--- BRIEF ---
Copy every line of the material below word for word.

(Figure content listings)
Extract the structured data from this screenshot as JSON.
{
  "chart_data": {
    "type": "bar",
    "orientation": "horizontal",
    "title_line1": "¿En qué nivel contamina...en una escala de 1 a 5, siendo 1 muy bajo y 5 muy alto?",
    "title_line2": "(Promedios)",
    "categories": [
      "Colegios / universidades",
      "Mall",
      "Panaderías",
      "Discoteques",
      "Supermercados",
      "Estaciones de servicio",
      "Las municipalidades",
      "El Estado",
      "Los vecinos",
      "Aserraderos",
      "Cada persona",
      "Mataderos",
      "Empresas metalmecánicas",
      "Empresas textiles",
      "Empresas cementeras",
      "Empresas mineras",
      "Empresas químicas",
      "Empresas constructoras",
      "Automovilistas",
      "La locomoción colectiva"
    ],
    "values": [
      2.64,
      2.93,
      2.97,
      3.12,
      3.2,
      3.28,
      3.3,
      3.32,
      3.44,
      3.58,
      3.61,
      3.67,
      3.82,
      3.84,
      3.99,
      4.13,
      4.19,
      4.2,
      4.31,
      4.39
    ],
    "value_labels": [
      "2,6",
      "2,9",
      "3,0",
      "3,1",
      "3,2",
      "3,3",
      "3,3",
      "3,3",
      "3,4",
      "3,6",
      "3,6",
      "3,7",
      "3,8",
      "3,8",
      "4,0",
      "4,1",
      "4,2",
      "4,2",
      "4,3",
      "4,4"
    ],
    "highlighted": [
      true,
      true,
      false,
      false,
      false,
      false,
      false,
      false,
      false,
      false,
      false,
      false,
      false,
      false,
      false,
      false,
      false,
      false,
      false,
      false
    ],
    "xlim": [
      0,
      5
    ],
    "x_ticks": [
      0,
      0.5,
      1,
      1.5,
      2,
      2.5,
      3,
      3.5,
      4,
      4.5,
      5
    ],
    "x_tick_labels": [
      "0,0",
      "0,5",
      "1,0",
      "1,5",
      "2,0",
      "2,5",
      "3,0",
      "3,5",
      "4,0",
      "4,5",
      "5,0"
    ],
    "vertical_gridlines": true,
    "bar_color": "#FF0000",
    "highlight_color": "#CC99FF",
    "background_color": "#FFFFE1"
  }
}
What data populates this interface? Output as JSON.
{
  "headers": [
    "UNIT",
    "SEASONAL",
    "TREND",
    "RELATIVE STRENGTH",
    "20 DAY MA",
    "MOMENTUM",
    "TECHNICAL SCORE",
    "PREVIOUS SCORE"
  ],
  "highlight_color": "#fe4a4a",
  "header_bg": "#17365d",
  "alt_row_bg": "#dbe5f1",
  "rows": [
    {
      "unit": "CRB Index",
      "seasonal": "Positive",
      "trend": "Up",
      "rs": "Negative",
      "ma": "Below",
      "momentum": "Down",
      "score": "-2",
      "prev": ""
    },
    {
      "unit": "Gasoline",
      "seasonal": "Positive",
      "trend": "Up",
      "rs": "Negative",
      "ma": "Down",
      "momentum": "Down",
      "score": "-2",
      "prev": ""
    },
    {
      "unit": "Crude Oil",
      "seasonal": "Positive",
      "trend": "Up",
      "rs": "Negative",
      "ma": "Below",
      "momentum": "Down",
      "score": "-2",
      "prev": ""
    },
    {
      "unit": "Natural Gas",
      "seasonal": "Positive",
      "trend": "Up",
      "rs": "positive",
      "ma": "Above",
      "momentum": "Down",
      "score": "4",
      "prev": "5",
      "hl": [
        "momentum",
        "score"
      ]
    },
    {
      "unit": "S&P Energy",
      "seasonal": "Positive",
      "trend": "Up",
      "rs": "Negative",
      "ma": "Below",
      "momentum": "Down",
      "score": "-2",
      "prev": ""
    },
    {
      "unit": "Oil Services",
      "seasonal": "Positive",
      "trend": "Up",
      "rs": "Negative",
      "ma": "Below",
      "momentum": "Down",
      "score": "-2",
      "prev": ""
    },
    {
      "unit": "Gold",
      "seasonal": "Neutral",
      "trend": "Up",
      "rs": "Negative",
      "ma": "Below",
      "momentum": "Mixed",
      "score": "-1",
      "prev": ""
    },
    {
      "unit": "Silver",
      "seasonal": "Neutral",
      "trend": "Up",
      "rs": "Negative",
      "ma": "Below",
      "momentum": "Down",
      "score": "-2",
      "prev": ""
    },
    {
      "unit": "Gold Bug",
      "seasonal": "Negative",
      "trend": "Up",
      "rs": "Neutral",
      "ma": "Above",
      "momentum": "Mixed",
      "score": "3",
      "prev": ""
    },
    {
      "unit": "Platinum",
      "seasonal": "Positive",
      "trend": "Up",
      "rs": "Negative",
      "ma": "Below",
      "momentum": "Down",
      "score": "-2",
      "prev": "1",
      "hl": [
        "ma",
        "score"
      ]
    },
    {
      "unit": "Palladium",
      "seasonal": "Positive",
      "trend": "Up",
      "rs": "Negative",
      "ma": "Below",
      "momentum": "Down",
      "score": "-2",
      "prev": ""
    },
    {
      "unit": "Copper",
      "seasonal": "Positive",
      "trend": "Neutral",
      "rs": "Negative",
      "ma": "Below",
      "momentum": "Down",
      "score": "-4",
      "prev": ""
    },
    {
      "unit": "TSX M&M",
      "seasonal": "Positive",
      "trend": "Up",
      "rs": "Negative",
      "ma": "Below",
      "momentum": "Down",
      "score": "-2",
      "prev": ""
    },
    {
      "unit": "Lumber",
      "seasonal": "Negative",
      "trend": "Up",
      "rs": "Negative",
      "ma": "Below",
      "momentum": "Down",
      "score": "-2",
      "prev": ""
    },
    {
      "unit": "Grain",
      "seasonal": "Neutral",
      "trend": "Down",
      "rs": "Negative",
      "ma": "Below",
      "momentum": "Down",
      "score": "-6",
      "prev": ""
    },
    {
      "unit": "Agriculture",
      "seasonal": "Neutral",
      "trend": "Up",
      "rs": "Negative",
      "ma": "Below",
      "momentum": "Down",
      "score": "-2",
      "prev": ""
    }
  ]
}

--- RESULT OF THIS TASK ---
Extract the structured data from this screenshot as JSON.
{
  "chart_data": {
    "type": "bar",
    "orientation": "horizontal",
    "title_line1": "¿En qué nivel contamina...en una escala de 1 a 5, siendo 1 muy bajo y 5 muy alto?",
    "title_line2": "(Promedios)",
    "categories": [
      "Colegios / universidades",
      "Mall",
      "Panaderías",
      "Discoteques",
      "Supermercados",
      "Estaciones de servicio",
      "Las municipalidades",
      "El Estado",
      "Los vecinos",
      "Aserraderos",
      "Cada persona",
      "Mataderos",
      "Empresas metalmecánicas",
      "Empresas textiles",
      "Empresas cementeras",
      "Empresas mineras",
      "Empresas químicas",
      "Empresas constructoras",
      "Automovilistas",
      "La locomoción colectiva"
    ],
    "values": [
      2.64,
      2.93,
      2.97,
      3.12,
      3.2,
      3.28,
      3.3,
      3.32,
      3.44,
      3.58,
      3.61,
      3.67,
      3.82,
      3.84,
      3.99,
      4.13,
      4.19,
      4.2,
      4.31,
      4.39
    ],
    "value_labels": [
      "2,6",
      "2,9",
      "3,0",
      "3,1",
      "3,2",
      "3,3",
      "3,3",
      "3,3",
      "3,4",
      "3,6",
      "3,6",
      "3,7",
      "3,8",
      "3,8",
      "4,0",
      "4,1",
      "4,2",
      "4,2",
      "4,3",
      "4,4"
    ],
    "highlighted": [
      true,
      true,
      false,
      false,
      false,
      false,
      false,
      false,
      false,
      false,
      false,
      false,
      false,
      false,
      false,
      false,
      false,
      false,
      false,
      false
    ],
    "xlim": [
      0,
      5
    ],
    "x_ticks": [
      0,
      0.5,
      1,
      1.5,
      2,
      2.5,
      3,
      3.5,
      4,
      4.5,
      5
    ],
    "x_tick_labels": [
      "0,0",
      "0,5",
      "1,0",
      "1,5",
      "2,0",
      "2,5",
      "3,0",
      "3,5",
      "4,0",
      "4,5",
      "5,0"
    ],
    "vertical_gridlines": true,
    "bar_color": "#FF0000",
    "highlight_color": "#CC99FF",
    "background_color": "#FFFFE1"
  }
}
What data populates this interface? Output as JSON.
{
  "headers": [
    "UNIT",
    "SEASONAL",
    "TREND",
    "RELATIVE STRENGTH",
    "20 DAY MA",
    "MOMENTUM",
    "TECHNICAL SCORE",
    "PREVIOUS SCORE"
  ],
  "highlight_color": "#fe4a4a",
  "header_bg": "#17365d",
  "alt_row_bg": "#dbe5f1",
  "rows": [
    {
      "unit": "CRB Index",
      "seasonal": "Positive",
      "trend": "Up",
      "rs": "Negative",
      "ma": "Below",
      "momentum": "Down",
      "score": "-2",
      "prev": ""
    },
    {
      "unit": "Gasoline",
      "seasonal": "Positive",
      "trend": "Up",
      "rs": "Negative",
      "ma": "Down",
      "momentum": "Down",
      "score": "-2",
      "prev": ""
    },
    {
      "unit": "Crude Oil",
      "seasonal": "Positive",
      "trend": "Up",
      "rs": "Negative",
      "ma": "Below",
      "momentum": "Down",
      "score": "-2",
      "prev": ""
    },
    {
      "unit": "Natural Gas",
      "seasonal": "Positive",
      "trend": "Up",
      "rs": "positive",
      "ma": "Above",
      "momentum": "Down",
      "score": "4",
      "prev": "5",
      "hl": [
        "momentum",
        "score"
      ]
    },
    {
      "unit": "S&P Energy",
      "seasonal": "Positive",
      "trend": "Up",
      "rs": "Negative",
      "ma": "Below",
      "momentum": "Down",
      "score": "-2",
      "prev": ""
    },
    {
      "unit": "Oil Services",
      "seasonal": "Positive",
      "trend": "Up",
      "rs": "Negative",
      "ma": "Below",
      "momentum": "Down",
      "score": "-2",
      "prev": ""
    },
    {
      "unit": "Gold",
      "seasonal": "Neutral",
      "trend": "Up",
      "rs": "Negative",
      "ma": "Below",
      "momentum": "Mixed",
      "score": "-1",
      "prev": ""
    },
    {
      "unit": "Silver",
      "seasonal": "Neutral",
      "trend": "Up",
      "rs": "Negative",
      "ma": "Below",
      "momentum": "Down",
      "score": "-2",
      "prev": ""
    },
    {
      "unit": "Gold Bug",
      "seasonal": "Negative",
      "trend": "Up",
      "rs": "Neutral",
      "ma": "Above",
      "momentum": "Mixed",
      "score": "3",
      "prev": ""
    },
    {
      "unit": "Platinum",
      "seasonal": "Positive",
      "trend": "Up",
      "rs": "Negative",
      "ma": "Below",
      "momentum": "Down",
      "score": "-2",
      "prev": "1",
      "hl": [
        "ma",
        "score"
      ]
    },
    {
      "unit": "Palladium",
      "seasonal": "Positive",
      "trend": "Up",
      "rs": "Negative",
      "ma": "Below",
      "momentum": "Down",
      "score": "-2",
      "prev": ""
    },
    {
      "unit": "Copper",
      "seasonal": "Positive",
      "trend": "Neutral",
      "rs": "Negative",
      "ma": "Below",
      "momentum": "Down",
      "score": "-4",
      "prev": ""
    },
    {
      "unit": "TSX M&M",
      "seasonal": "Positive",
      "trend": "Up",
      "rs": "Negative",
      "ma": "Below",
      "momentum": "Down",
      "score": "-2",
      "prev": ""
    },
    {
      "unit": "Lumber",
      "seasonal": "Negative",
      "trend": "Up",
      "rs": "Negative",
      "ma": "Below",
      "momentum": "Down",
      "score": "-2",
      "prev": ""
    },
    {
      "unit": "Grain",
      "seasonal": "Neutral",
      "trend": "Down",
      "rs": "Negative",
      "ma": "Below",
      "momentum": "Down",
      "score": "-6",
      "prev": ""
    },
    {
      "unit": "Agriculture",
      "seasonal": "Neutral",
      "trend": "Up",
      "rs": "Negative",
      "ma": "Below",
      "momentum": "Down",
      "score": "-2",
      "prev": ""
    }
  ]
}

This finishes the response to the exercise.